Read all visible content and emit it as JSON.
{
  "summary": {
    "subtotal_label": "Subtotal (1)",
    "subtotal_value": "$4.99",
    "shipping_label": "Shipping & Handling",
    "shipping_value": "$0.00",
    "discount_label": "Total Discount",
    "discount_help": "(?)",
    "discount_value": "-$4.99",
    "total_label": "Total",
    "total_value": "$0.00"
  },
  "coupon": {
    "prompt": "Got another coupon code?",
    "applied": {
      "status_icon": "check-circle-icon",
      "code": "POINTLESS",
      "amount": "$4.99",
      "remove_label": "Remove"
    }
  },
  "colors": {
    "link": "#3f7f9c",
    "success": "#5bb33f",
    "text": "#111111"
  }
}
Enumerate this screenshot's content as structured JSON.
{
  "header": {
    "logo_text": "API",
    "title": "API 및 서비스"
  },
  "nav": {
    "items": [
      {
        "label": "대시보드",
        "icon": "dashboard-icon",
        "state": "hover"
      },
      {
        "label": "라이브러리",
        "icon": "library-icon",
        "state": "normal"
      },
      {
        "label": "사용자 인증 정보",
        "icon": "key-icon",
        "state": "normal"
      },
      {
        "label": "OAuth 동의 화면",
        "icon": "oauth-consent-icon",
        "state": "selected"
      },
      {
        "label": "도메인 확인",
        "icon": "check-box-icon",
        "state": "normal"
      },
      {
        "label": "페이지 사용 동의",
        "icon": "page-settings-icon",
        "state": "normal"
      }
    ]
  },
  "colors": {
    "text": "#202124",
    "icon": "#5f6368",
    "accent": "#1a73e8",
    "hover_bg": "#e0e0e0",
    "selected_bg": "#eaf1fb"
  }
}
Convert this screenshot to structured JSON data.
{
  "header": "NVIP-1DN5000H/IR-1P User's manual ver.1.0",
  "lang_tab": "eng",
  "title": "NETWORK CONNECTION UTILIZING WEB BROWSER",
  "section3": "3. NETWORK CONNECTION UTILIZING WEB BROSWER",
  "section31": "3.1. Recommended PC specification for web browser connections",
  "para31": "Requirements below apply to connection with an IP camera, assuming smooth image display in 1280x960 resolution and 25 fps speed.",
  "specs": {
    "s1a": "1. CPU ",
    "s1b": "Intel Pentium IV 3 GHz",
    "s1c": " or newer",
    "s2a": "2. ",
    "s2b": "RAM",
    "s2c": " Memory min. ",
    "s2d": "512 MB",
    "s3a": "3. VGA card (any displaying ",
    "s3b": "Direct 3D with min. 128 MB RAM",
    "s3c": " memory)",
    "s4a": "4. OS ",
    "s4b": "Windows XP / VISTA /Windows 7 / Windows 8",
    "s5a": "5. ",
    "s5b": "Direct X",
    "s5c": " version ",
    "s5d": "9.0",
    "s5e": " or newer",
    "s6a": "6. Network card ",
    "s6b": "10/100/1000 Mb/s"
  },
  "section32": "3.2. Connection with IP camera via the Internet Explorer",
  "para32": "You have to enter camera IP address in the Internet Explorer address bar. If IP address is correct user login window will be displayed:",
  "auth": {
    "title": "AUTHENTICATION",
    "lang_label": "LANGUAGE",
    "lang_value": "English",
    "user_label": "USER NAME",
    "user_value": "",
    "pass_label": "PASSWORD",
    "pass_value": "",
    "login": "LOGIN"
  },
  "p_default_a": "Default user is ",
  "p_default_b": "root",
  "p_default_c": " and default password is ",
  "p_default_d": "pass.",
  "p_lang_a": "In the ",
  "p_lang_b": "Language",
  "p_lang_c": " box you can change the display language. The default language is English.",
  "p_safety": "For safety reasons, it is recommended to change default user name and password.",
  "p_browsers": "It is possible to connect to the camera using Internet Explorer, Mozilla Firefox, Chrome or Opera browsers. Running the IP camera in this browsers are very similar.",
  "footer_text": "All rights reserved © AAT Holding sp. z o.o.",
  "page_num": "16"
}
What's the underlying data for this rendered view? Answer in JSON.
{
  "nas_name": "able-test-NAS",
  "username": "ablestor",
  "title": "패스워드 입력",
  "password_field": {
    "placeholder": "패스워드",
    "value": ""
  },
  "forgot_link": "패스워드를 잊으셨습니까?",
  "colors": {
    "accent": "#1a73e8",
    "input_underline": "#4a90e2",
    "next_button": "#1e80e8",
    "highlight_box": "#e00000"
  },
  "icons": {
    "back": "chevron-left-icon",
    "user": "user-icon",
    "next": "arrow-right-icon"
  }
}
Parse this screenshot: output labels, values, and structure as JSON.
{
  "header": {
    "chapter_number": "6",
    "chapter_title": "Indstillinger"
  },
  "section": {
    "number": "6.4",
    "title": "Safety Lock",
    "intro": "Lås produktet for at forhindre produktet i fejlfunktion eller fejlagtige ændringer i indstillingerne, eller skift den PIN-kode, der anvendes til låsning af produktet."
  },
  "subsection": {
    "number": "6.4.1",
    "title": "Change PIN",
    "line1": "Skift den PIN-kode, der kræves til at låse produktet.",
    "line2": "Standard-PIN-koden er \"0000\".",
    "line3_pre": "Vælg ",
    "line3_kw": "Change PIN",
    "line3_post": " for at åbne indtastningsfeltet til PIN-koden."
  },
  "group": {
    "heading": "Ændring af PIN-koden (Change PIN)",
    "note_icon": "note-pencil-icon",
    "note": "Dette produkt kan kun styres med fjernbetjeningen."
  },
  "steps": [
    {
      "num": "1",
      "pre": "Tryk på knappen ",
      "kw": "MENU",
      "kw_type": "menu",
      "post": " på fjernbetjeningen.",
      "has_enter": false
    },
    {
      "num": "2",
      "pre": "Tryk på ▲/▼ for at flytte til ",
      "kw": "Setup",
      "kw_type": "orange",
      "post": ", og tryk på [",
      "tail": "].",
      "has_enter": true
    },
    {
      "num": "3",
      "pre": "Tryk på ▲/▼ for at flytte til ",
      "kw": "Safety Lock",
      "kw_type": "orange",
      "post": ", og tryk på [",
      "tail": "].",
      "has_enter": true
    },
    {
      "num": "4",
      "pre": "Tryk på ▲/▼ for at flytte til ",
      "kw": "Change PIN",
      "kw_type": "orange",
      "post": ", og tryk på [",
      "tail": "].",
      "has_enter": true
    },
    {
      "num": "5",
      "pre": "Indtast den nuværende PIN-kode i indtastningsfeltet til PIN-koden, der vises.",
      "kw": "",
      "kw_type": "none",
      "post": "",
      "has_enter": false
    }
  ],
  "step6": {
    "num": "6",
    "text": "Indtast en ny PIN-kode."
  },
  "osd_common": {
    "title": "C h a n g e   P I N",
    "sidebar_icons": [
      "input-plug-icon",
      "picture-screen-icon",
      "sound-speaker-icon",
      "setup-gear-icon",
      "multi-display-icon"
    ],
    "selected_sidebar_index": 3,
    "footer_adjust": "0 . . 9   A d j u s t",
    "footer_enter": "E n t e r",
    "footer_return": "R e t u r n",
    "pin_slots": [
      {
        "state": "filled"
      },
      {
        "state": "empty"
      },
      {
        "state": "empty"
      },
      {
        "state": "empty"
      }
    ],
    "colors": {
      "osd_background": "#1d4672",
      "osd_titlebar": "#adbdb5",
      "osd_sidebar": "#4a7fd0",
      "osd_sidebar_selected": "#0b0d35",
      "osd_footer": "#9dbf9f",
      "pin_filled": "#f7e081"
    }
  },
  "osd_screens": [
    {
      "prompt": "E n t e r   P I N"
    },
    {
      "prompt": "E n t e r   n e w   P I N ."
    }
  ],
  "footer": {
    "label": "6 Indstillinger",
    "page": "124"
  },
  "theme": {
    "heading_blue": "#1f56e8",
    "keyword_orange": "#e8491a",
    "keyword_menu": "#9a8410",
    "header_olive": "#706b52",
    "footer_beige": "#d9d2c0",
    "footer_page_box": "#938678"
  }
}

◆ **What you should do**: Write out the records shown above, exactly as they appear.

◆ **Output of the task**:
Read all visible content and emit it as JSON.
{
  "summary": {
    "subtotal_label": "Subtotal (1)",
    "subtotal_value": "$4.99",
    "shipping_label": "Shipping & Handling",
    "shipping_value": "$0.00",
    "discount_label": "Total Discount",
    "discount_help": "(?)",
    "discount_value": "-$4.99",
    "total_label": "Total",
    "total_value": "$0.00"
  },
  "coupon": {
    "prompt": "Got another coupon code?",
    "applied": {
      "status_icon": "check-circle-icon",
      "code": "POINTLESS",
      "amount": "$4.99",
      "remove_label": "Remove"
    }
  },
  "colors": {
    "link": "#3f7f9c",
    "success": "#5bb33f",
    "text": "#111111"
  }
}
Enumerate this screenshot's content as structured JSON.
{
  "header": {
    "logo_text": "API",
    "title": "API 및 서비스"
  },
  "nav": {
    "items": [
      {
        "label": "대시보드",
        "icon": "dashboard-icon",
        "state": "hover"
      },
      {
        "label": "라이브러리",
        "icon": "library-icon",
        "state": "normal"
      },
      {
        "label": "사용자 인증 정보",
        "icon": "key-icon",
        "state": "normal"
      },
      {
        "label": "OAuth 동의 화면",
        "icon": "oauth-consent-icon",
        "state": "selected"
      },
      {
        "label": "도메인 확인",
        "icon": "check-box-icon",
        "state": "normal"
      },
      {
        "label": "페이지 사용 동의",
        "icon": "page-settings-icon",
        "state": "normal"
      }
    ]
  },
  "colors": {
    "text": "#202124",
    "icon": "#5f6368",
    "accent": "#1a73e8",
    "hover_bg": "#e0e0e0",
    "selected_bg": "#eaf1fb"
  }
}
Convert this screenshot to structured JSON data.
{
  "header": "NVIP-1DN5000H/IR-1P User's manual ver.1.0",
  "lang_tab": "eng",
  "title": "NETWORK CONNECTION UTILIZING WEB BROWSER",
  "section3": "3. NETWORK CONNECTION UTILIZING WEB BROSWER",
  "section31": "3.1. Recommended PC specification for web browser connections",
  "para31": "Requirements below apply to connection with an IP camera, assuming smooth image display in 1280x960 resolution and 25 fps speed.",
  "specs": {
    "s1a": "1. CPU ",
    "s1b": "Intel Pentium IV 3 GHz",
    "s1c": " or newer",
    "s2a": "2. ",
    "s2b": "RAM",
    "s2c": " Memory min. ",
    "s2d": "512 MB",
    "s3a": "3. VGA card (any displaying ",
    "s3b": "Direct 3D with min. 128 MB RAM",
    "s3c": " memory)",
    "s4a": "4. OS ",
    "s4b": "Windows XP / VISTA /Windows 7 / Windows 8",
    "s5a": "5. ",
    "s5b": "Direct X",
    "s5c": " version ",
    "s5d": "9.0",
    "s5e": " or newer",
    "s6a": "6. Network card ",
    "s6b": "10/100/1000 Mb/s"
  },
  "section32": "3.2. Connection with IP camera via the Internet Explorer",
  "para32": "You have to enter camera IP address in the Internet Explorer address bar. If IP address is correct user login window will be displayed:",
  "auth": {
    "title": "AUTHENTICATION",
    "lang_label": "LANGUAGE",
    "lang_value": "English",
    "user_label": "USER NAME",
    "user_value": "",
    "pass_label": "PASSWORD",
    "pass_value": "",
    "login": "LOGIN"
  },
  "p_default_a": "Default user is ",
  "p_default_b": "root",
  "p_default_c": " and default password is ",
  "p_default_d": "pass.",
  "p_lang_a": "In the ",
  "p_lang_b": "Language",
  "p_lang_c": " box you can change the display language. The default language is English.",
  "p_safety": "For safety reasons, it is recommended to change default user name and password.",
  "p_browsers": "It is possible to connect to the camera using Internet Explorer, Mozilla Firefox, Chrome or Opera browsers. Running the IP camera in this browsers are very similar.",
  "footer_text": "All rights reserved © AAT Holding sp. z o.o.",
  "page_num": "16"
}
What's the underlying data for this rendered view? Answer in JSON.
{
  "nas_name": "able-test-NAS",
  "username": "ablestor",
  "title": "패스워드 입력",
  "password_field": {
    "placeholder": "패스워드",
    "value": ""
  },
  "forgot_link": "패스워드를 잊으셨습니까?",
  "colors": {
    "accent": "#1a73e8",
    "input_underline": "#4a90e2",
    "next_button": "#1e80e8",
    "highlight_box": "#e00000"
  },
  "icons": {
    "back": "chevron-left-icon",
    "user": "user-icon",
    "next": "arrow-right-icon"
  }
}
Parse this screenshot: output labels, values, and structure as JSON.
{
  "header": {
    "chapter_number": "6",
    "chapter_title": "Indstillinger"
  },
  "section": {
    "number": "6.4",
    "title": "Safety Lock",
    "intro": "Lås produktet for at forhindre produktet i fejlfunktion eller fejlagtige ændringer i indstillingerne, eller skift den PIN-kode, der anvendes til låsning af produktet."
  },
  "subsection": {
    "number": "6.4.1",
    "title": "Change PIN",
    "line1": "Skift den PIN-kode, der kræves til at låse produktet.",
    "line2": "Standard-PIN-koden er \"0000\".",
    "line3_pre": "Vælg ",
    "line3_kw": "Change PIN",
    "line3_post": " for at åbne indtastningsfeltet til PIN-koden."
  },
  "group": {
    "heading": "Ændring af PIN-koden (Change PIN)",
    "note_icon": "note-pencil-icon",
    "note": "Dette produkt kan kun styres med fjernbetjeningen."
  },
  "steps": [
    {
      "num": "1",
      "pre": "Tryk på knappen ",
      "kw": "MENU",
      "kw_type": "menu",
      "post": " på fjernbetjeningen.",
      "has_enter": false
    },
    {
      "num": "2",
      "pre": "Tryk på ▲/▼ for at flytte til ",
      "kw": "Setup",
      "kw_type": "orange",
      "post": ", og tryk på [",
      "tail": "].",
      "has_enter": true
    },
    {
      "num": "3",
      "pre": "Tryk på ▲/▼ for at flytte til ",
      "kw": "Safety Lock",
      "kw_type": "orange",
      "post": ", og tryk på [",
      "tail": "].",
      "has_enter": true
    },
    {
      "num": "4",
      "pre": "Tryk på ▲/▼ for at flytte til ",
      "kw": "Change PIN",
      "kw_type": "orange",
      "post": ", og tryk på [",
      "tail": "].",
      "has_enter": true
    },
    {
      "num": "5",
      "pre": "Indtast den nuværende PIN-kode i indtastningsfeltet til PIN-koden, der vises.",
      "kw": "",
      "kw_type": "none",
      "post": "",
      "has_enter": false
    }
  ],
  "step6": {
    "num": "6",
    "text": "Indtast en ny PIN-kode."
  },
  "osd_common": {
    "title": "C h a n g e   P I N",
    "sidebar_icons": [
      "input-plug-icon",
      "picture-screen-icon",
      "sound-speaker-icon",
      "setup-gear-icon",
      "multi-display-icon"
    ],
    "selected_sidebar_index": 3,
    "footer_adjust": "0 . . 9   A d j u s t",
    "footer_enter": "E n t e r",
    "footer_return": "R e t u r n",
    "pin_slots": [
      {
        "state": "filled"
      },
      {
        "state": "empty"
      },
      {
        "state": "empty"
      },
      {
        "state": "empty"
      }
    ],
    "colors": {
      "osd_background": "#1d4672",
      "osd_titlebar": "#adbdb5",
      "osd_sidebar": "#4a7fd0",
      "osd_sidebar_selected": "#0b0d35",
      "osd_footer": "#9dbf9f",
      "pin_filled": "#f7e081"
    }
  },
  "osd_screens": [
    {
      "prompt": "E n t e r   P I N"
    },
    {
      "prompt": "E n t e r   n e w   P I N ."
    }
  ],
  "footer": {
    "label": "6 Indstillinger",
    "page": "124"
  },
  "theme": {
    "heading_blue": "#1f56e8",
    "keyword_orange": "#e8491a",
    "keyword_menu": "#9a8410",
    "header_olive": "#706b52",
    "footer_beige": "#d9d2c0",
    "footer_page_box": "#938678"
  }
}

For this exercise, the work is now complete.